> _Document segment_

'''

I seem to have been brainwashed by Neal Stephenson into believing that strict relativism is undesirable because it does not work. If you cannot say one thing is better than another, the only sin left is hypocrisy (and, perhaps, intolerance 🙂 In a sense I’m a relativist, since I don’t believe in absolutes imposed by a deity, but in another sense, that of refusing to say that one thing is better than another, I am not. In morality, say, I advocate things which I believe will lead to a society which I hope will be a good one for myself and people I care for. In religion, I would like to see well-reasoned disagreement between people who do think their viewpoint is the right one but are prepared to learn from others. Better that than the pop-culture spirituality which accepts everything that feels good (poor Greg Egan’s disgust for that sort of thing in Silver Fire makes me think he’s forgotten what G.K. Chesterton said happens to people who stop believing in God). Stephenson again:


The only real problem is that anyone who has no culture, other than this global monoculture, is completely screwed. Anyone who grows up watching TV, never sees any religion or philosophy, is raised in an atmosphere of moral relativism, learns about civics from watching bimbo eruptions on network TV news, and attends a university where postmodernists vie to outdo each other in demolishing traditional notions of truth and quality, is going to come out into the world as one pretty feckless human being. And–again–perhaps the goal of all this is to make us feckless so we won’t nuke each other.

On the other hand, if you are raised within some specific culture, you end up with a basic set of tools that you can use to think about and understand the world. You might use those tools to reject the culture you were raised in, but at least you’ve got some tools.

'''

> _Tasks to perform_
• A. Rewrite the paragraph of the relativism passage that begins "On the other hand, if you are raised" in a shorter form, keeping its main facts.
• B. Please transcribe the relativism passage from "The only real" to "got some tools.".
The records are separate material, unrelated to the relativism passage.

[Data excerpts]
'''

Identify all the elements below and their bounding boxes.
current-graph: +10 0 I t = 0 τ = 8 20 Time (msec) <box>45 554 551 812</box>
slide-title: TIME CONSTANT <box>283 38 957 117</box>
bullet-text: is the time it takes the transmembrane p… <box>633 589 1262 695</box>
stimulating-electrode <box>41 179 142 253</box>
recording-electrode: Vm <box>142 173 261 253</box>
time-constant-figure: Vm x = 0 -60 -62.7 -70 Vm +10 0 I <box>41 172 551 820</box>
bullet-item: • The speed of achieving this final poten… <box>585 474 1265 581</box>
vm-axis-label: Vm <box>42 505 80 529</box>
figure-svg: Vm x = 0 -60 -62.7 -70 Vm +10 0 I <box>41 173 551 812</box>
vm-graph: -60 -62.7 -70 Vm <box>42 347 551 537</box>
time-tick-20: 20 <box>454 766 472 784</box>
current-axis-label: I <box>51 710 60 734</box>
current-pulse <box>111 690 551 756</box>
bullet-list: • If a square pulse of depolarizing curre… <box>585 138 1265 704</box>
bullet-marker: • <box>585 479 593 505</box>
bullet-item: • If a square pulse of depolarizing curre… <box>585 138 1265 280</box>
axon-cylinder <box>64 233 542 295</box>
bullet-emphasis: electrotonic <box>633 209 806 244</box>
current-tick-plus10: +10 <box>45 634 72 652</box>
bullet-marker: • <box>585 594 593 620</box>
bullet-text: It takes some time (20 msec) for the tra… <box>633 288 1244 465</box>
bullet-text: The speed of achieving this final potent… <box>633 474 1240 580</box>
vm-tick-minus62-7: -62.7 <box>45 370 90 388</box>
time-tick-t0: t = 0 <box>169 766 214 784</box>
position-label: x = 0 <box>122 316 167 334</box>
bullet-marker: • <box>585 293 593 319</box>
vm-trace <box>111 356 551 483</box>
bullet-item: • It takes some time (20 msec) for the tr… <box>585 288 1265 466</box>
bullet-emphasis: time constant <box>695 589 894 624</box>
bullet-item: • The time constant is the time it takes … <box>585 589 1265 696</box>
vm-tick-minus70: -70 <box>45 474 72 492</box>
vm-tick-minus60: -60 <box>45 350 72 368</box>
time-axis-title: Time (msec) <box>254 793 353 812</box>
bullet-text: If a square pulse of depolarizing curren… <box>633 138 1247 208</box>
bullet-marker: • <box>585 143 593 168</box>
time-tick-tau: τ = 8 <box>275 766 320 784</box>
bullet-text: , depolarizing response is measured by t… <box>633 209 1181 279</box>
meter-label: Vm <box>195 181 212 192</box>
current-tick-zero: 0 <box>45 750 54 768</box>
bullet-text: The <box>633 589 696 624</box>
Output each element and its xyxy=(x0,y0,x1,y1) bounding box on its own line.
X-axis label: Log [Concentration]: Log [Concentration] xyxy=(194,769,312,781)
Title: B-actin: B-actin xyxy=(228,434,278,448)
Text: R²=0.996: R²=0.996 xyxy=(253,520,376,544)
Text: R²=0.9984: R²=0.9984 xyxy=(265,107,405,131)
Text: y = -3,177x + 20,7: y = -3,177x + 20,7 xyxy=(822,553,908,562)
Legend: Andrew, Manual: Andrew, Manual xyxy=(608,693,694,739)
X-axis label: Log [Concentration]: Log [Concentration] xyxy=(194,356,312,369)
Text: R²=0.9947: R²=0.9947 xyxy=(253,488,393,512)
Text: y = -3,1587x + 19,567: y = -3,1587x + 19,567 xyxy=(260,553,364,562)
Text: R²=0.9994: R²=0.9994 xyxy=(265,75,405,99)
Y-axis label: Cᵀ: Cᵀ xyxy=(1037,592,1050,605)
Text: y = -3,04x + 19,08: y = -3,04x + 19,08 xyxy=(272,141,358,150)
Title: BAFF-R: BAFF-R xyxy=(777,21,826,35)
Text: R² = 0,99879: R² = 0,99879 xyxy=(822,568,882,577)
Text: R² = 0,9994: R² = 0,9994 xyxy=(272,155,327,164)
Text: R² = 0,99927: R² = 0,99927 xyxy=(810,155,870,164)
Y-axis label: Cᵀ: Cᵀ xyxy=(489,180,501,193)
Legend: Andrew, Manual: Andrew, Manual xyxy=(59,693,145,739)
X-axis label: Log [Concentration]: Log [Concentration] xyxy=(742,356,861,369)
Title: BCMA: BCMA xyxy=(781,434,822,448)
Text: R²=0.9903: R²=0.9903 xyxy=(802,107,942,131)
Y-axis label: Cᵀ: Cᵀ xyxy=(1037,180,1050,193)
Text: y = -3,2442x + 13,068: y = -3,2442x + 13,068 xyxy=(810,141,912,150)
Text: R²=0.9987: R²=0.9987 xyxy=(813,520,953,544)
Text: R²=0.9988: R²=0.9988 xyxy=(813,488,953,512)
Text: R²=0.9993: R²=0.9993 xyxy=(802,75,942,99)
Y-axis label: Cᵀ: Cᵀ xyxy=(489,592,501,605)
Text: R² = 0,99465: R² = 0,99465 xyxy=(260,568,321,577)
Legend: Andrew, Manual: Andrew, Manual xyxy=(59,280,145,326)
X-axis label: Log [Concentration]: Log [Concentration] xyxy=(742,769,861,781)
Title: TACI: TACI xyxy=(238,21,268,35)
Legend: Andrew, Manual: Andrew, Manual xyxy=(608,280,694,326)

'''

> _Answers by item number_
• A. Growing up within a specific culture gives you a basic set of tools for thinking about and understanding the world. You might use them to reject that culture, but you still have tools.

• B.
The only real problem is that anyone who has no culture, other than this global monoculture, is completely screwed. Anyone who grows up watching TV, never sees any religion or philosophy, is raised in an atmosphere of moral relativism, learns about civics from watching bimbo eruptions on network TV news, and attends a university where postmodernists vie to outdo each other in demolishing traditional notions of truth and quality, is going to come out into the world as one pretty feckless human being. And–again–perhaps the goal of all this is to make us feckless so we won’t nuke each other.

On the other hand, if you are raised within some specific culture, you end up with a basic set of tools that you can use to think about and understand the world. You might use those tools to reject the culture you were raised in, but at least you’ve got some tools.